» **Aim of the task**
Find the line containing "Enumerate this chart's", then return it and every line after it through the end of the records, exactly. Leave out pictures.

» **Records shown**

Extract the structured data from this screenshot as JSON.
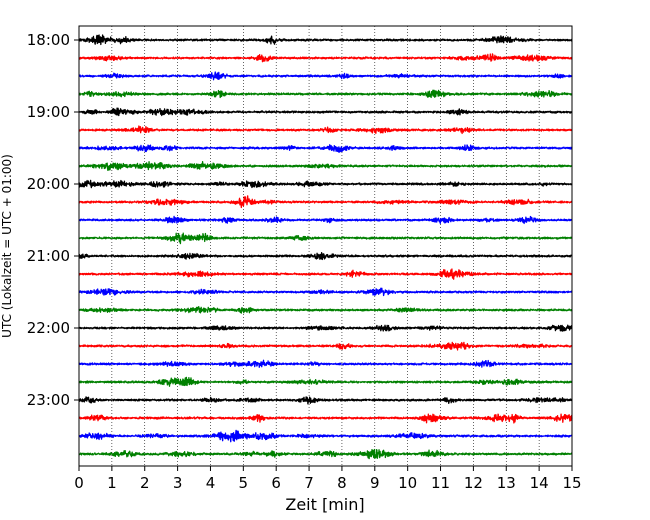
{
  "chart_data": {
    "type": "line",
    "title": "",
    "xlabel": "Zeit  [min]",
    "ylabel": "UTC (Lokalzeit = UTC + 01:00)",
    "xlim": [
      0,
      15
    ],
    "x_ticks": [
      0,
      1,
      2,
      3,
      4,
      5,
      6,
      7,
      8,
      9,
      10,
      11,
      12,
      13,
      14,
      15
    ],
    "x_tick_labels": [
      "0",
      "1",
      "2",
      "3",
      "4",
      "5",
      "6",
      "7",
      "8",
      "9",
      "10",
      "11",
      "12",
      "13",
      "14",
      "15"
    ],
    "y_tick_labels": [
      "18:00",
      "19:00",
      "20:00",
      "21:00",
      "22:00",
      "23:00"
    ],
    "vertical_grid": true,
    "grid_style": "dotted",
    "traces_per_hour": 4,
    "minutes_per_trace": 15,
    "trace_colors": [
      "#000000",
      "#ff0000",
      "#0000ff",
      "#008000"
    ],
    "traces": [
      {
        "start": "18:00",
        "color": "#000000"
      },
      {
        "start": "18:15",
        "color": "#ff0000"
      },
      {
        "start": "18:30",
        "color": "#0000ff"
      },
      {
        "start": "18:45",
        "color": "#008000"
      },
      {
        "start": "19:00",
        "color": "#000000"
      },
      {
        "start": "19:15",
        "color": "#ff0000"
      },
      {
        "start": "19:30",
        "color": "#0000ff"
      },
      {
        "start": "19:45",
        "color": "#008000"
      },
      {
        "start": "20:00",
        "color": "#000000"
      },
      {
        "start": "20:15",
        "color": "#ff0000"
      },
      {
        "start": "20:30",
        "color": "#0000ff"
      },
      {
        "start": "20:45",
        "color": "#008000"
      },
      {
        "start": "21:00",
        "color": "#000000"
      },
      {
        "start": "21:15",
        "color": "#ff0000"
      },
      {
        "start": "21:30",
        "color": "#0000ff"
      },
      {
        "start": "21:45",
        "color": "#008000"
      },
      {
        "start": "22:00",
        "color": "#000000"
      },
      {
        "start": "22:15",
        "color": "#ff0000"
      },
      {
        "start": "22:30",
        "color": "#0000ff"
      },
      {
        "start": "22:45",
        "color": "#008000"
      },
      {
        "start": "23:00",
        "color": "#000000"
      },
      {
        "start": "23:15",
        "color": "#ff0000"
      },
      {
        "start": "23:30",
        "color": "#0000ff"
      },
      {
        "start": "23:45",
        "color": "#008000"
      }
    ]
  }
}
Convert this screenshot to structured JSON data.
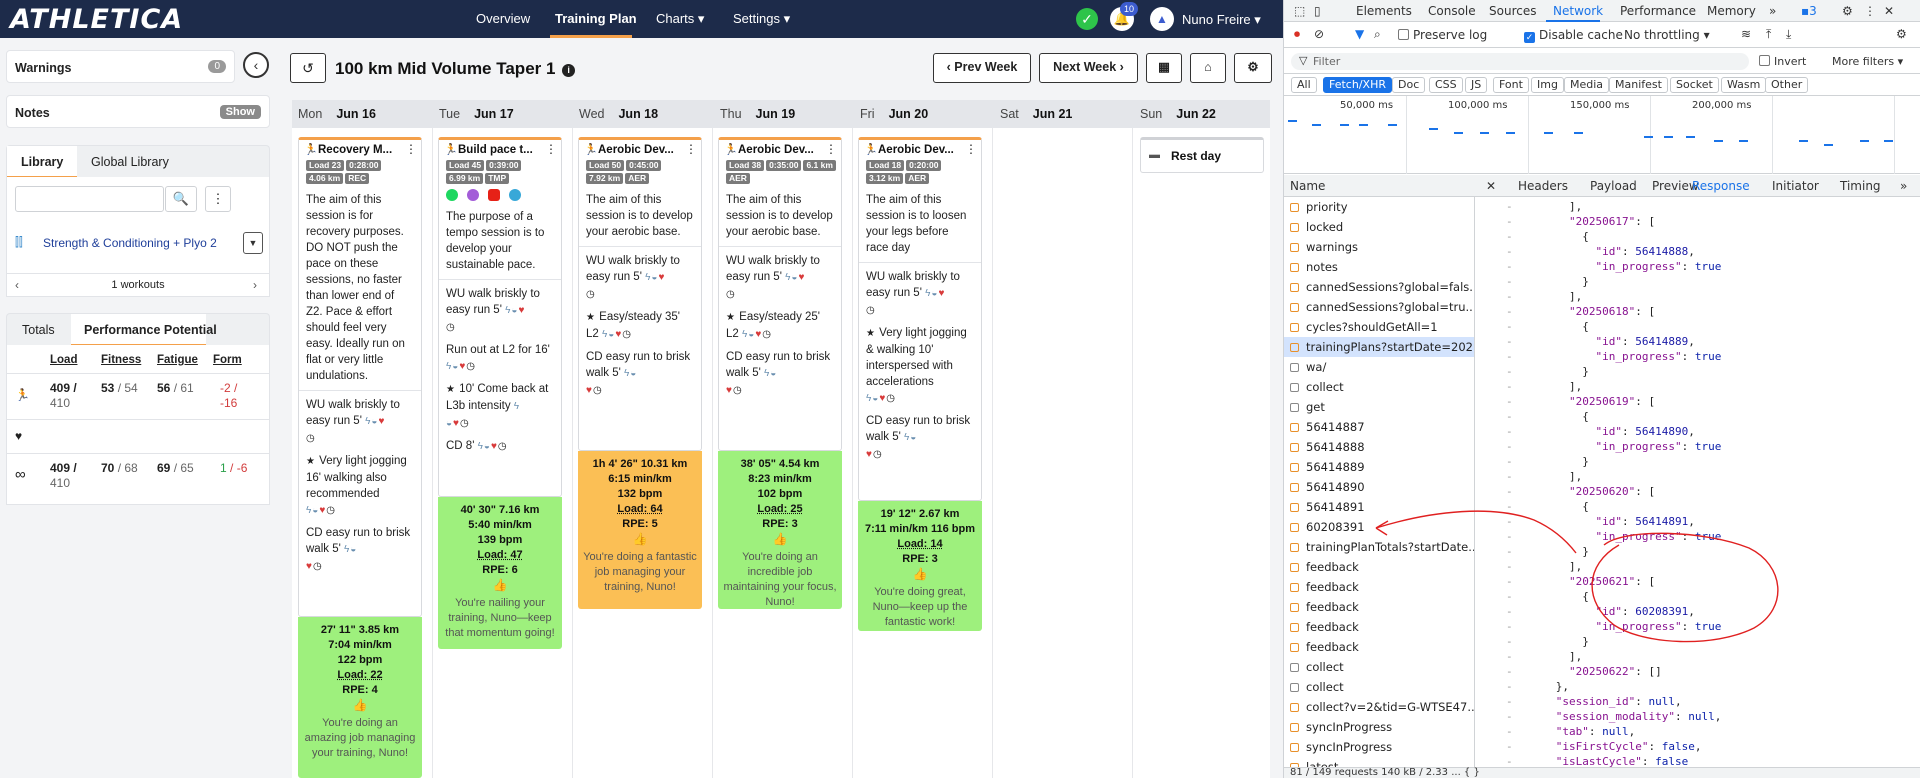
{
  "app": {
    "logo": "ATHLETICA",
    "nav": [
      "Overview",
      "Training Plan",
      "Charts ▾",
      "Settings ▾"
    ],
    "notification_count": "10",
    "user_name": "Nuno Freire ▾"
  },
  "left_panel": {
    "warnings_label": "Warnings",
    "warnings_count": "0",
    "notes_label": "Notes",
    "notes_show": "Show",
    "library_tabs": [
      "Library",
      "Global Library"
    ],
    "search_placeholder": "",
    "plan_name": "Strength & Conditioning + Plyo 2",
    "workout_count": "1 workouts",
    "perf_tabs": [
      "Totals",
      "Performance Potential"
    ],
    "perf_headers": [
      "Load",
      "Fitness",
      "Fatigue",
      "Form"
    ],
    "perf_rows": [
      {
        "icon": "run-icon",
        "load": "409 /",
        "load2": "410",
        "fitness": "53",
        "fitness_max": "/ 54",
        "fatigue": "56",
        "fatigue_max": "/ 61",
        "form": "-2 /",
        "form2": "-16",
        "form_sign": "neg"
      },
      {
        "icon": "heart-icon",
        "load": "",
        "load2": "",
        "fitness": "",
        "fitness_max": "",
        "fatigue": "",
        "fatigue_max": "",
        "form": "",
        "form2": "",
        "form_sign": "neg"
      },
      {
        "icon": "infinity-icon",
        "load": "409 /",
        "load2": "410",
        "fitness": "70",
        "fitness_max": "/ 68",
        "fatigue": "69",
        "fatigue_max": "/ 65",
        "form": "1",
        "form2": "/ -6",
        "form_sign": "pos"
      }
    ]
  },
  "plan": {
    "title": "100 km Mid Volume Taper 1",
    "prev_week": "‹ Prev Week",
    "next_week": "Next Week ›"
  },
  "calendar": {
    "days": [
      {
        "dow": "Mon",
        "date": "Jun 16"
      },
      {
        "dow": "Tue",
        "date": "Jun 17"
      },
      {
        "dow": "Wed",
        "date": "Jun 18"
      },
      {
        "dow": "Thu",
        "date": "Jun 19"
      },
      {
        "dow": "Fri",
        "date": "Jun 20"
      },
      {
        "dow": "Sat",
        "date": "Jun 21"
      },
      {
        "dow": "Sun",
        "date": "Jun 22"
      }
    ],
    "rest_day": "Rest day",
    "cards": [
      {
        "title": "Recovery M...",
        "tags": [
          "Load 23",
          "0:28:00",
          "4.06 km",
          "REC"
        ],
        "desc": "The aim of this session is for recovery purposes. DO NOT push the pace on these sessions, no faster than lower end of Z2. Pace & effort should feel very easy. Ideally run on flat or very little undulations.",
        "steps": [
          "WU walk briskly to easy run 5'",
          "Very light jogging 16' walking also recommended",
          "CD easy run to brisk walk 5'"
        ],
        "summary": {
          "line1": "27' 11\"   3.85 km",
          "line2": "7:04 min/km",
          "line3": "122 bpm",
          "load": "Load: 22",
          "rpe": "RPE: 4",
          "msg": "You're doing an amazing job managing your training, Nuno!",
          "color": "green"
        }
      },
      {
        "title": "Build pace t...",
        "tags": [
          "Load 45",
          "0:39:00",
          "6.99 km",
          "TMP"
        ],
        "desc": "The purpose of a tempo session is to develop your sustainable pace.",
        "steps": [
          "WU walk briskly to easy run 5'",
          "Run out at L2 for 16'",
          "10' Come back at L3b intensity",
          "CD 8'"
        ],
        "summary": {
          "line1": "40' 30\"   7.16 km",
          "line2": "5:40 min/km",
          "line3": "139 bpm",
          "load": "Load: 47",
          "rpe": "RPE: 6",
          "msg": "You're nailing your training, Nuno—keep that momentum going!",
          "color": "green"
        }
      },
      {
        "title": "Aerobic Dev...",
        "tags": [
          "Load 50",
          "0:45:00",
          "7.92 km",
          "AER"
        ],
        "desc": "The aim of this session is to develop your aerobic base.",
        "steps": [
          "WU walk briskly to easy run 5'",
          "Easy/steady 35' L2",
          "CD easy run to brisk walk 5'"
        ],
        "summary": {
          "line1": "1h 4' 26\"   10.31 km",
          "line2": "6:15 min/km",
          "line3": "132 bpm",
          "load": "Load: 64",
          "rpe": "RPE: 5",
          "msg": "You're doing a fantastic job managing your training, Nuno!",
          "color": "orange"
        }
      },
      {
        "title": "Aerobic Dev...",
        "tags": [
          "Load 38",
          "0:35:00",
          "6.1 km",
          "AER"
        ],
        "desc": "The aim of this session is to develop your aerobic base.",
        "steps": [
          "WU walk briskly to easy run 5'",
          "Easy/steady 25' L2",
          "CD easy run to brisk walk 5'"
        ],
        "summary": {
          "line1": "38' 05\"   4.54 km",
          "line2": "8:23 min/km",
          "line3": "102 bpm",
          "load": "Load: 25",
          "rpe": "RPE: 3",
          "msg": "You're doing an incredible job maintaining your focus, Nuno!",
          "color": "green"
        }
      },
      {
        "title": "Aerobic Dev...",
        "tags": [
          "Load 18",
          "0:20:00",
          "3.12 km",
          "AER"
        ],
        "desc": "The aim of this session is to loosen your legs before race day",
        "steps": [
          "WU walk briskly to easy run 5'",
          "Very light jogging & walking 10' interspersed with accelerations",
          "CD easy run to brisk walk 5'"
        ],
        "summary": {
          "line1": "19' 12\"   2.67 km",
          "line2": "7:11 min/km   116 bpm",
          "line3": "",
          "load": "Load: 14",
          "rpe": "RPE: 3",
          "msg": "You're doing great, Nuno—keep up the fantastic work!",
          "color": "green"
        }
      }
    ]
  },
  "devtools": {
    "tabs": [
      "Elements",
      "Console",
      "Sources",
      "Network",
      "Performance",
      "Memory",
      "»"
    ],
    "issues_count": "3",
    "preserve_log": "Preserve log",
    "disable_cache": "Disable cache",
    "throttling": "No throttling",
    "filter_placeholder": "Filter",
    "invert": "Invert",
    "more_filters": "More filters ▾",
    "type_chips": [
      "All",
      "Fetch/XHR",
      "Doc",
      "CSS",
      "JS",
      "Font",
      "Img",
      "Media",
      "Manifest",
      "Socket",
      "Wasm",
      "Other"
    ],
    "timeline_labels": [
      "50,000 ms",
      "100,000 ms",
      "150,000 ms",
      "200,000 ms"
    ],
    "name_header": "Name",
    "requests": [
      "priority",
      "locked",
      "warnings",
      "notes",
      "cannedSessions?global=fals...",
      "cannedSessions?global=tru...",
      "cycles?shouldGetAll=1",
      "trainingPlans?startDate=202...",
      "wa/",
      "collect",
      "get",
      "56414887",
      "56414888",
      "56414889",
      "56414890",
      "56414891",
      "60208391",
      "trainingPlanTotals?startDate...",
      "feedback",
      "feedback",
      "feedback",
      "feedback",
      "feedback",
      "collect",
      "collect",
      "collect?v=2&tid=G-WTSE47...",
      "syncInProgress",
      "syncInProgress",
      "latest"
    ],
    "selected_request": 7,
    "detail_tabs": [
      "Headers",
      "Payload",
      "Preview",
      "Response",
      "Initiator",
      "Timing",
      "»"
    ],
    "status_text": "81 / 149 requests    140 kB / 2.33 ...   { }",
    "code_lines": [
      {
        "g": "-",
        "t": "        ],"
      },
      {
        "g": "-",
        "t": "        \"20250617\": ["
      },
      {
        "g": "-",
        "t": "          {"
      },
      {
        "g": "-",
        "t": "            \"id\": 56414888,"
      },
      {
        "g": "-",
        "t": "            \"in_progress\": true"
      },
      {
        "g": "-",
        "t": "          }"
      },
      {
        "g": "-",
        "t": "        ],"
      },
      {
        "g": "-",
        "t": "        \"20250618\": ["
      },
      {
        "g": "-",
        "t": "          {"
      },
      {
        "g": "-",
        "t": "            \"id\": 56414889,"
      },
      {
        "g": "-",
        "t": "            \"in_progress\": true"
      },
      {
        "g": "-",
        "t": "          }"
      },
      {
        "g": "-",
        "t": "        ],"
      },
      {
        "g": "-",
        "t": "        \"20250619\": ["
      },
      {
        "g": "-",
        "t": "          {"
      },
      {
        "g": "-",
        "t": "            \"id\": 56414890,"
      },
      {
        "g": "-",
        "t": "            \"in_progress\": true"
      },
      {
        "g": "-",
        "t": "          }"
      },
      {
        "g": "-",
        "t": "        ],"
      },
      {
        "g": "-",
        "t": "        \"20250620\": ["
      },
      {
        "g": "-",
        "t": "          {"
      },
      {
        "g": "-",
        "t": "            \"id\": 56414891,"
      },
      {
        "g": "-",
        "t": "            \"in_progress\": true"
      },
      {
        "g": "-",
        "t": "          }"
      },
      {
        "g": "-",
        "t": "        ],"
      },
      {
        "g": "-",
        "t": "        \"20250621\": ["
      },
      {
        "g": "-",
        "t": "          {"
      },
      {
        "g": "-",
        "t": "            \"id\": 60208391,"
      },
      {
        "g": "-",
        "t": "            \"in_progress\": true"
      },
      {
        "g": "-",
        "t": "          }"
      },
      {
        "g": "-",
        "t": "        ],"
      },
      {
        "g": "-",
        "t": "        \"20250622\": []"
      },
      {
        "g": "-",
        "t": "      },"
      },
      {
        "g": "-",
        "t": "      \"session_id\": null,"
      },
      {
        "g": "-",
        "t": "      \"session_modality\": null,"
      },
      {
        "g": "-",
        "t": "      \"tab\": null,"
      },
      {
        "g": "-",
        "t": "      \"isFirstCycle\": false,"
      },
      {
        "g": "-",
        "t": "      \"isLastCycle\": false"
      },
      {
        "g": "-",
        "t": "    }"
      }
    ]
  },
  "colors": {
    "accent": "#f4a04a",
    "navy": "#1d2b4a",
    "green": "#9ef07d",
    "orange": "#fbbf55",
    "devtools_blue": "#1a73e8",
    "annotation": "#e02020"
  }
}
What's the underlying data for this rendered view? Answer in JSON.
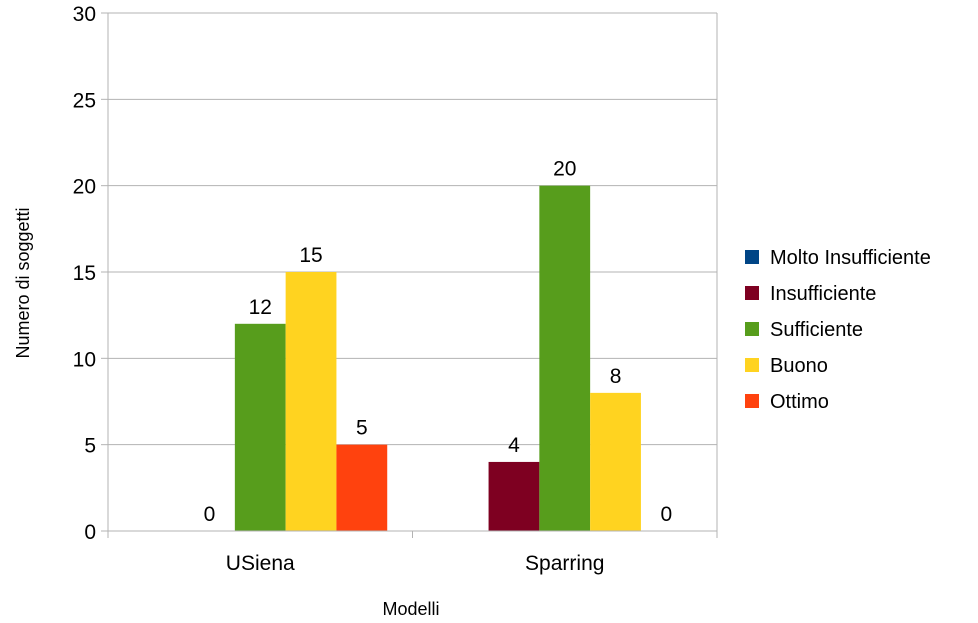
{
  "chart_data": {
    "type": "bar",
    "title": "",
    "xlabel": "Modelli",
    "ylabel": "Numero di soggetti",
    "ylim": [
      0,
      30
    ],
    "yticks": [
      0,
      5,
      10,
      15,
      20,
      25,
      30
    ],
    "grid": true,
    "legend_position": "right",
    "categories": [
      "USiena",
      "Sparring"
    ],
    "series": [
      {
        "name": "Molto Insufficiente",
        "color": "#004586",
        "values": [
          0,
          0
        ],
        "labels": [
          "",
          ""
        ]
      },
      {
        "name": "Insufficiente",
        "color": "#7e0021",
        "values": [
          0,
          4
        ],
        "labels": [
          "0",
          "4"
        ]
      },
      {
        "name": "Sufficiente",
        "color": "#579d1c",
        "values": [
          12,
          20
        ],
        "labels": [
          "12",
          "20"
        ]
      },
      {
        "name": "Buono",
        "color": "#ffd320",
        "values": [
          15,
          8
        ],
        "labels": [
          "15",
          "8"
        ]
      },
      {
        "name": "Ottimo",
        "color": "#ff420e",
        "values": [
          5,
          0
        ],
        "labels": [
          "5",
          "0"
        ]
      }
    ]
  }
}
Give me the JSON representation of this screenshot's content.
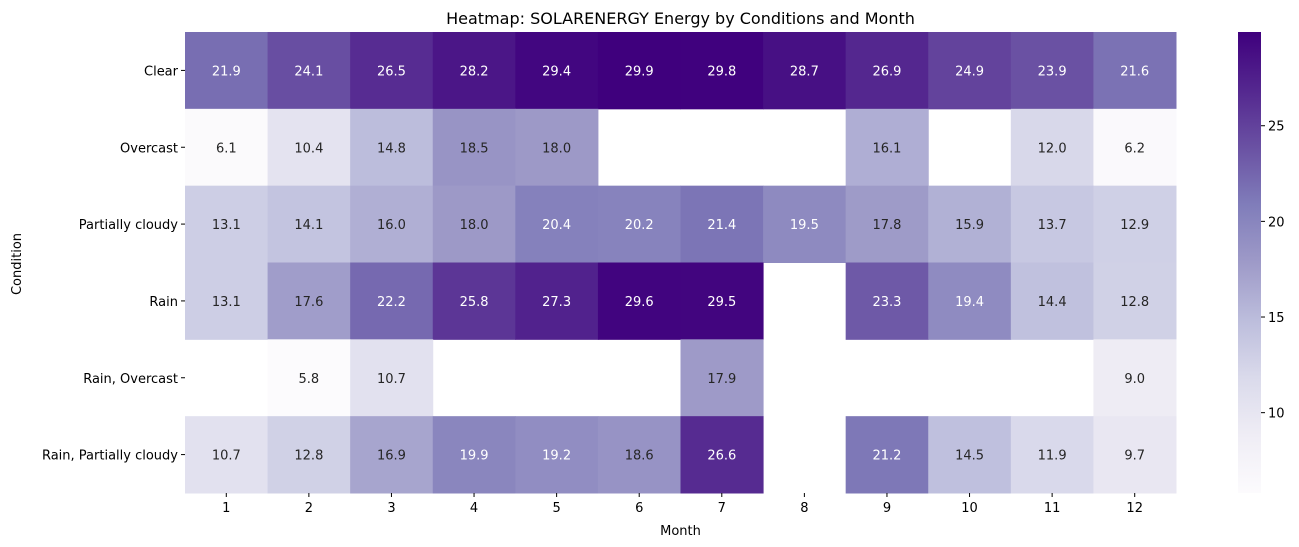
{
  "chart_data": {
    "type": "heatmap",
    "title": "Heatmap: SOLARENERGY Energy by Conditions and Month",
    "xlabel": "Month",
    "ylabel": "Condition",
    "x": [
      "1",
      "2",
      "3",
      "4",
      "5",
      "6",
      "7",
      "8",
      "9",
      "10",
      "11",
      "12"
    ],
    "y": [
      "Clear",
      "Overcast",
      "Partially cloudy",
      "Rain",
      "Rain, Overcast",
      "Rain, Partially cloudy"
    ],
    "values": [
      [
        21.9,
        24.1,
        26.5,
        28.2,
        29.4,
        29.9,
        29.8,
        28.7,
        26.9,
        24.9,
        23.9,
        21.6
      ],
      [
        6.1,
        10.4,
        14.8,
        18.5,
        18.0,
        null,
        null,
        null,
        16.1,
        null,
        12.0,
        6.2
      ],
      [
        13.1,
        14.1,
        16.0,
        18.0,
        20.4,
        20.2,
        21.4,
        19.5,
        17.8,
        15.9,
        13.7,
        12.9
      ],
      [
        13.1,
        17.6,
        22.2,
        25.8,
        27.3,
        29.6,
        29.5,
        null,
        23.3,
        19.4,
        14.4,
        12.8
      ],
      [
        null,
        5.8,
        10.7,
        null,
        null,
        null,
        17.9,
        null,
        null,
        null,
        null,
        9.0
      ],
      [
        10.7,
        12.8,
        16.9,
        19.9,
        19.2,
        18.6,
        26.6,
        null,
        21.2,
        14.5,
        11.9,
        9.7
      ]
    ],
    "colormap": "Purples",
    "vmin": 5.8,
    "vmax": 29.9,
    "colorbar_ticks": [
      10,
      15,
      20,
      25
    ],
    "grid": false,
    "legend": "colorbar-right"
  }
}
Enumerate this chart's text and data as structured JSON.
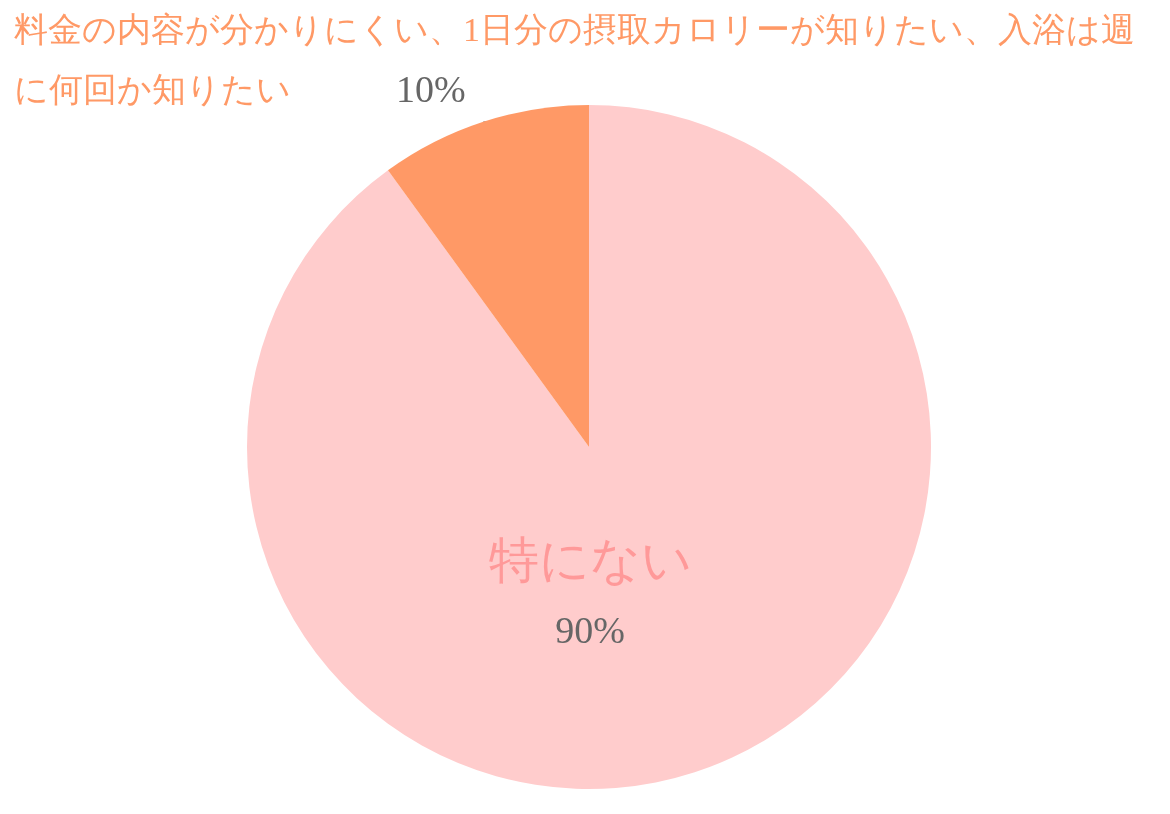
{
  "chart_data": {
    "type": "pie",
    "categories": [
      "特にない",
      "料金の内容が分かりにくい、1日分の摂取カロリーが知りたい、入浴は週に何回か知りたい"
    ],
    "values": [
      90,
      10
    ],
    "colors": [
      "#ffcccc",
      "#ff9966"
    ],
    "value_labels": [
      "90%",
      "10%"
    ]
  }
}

» **Result below**
Enumerate this chart's text and data as structured JSON.
{
  "chart_data": {
    "type": "pie",
    "categories": [
      "特にない",
      "料金の内容が分かりにくい、1日分の摂取カロリーが知りたい、入浴は週に何回か知りたい"
    ],
    "values": [
      90,
      10
    ],
    "colors": [
      "#ffcccc",
      "#ff9966"
    ],
    "value_labels": [
      "90%",
      "10%"
    ]
  }
}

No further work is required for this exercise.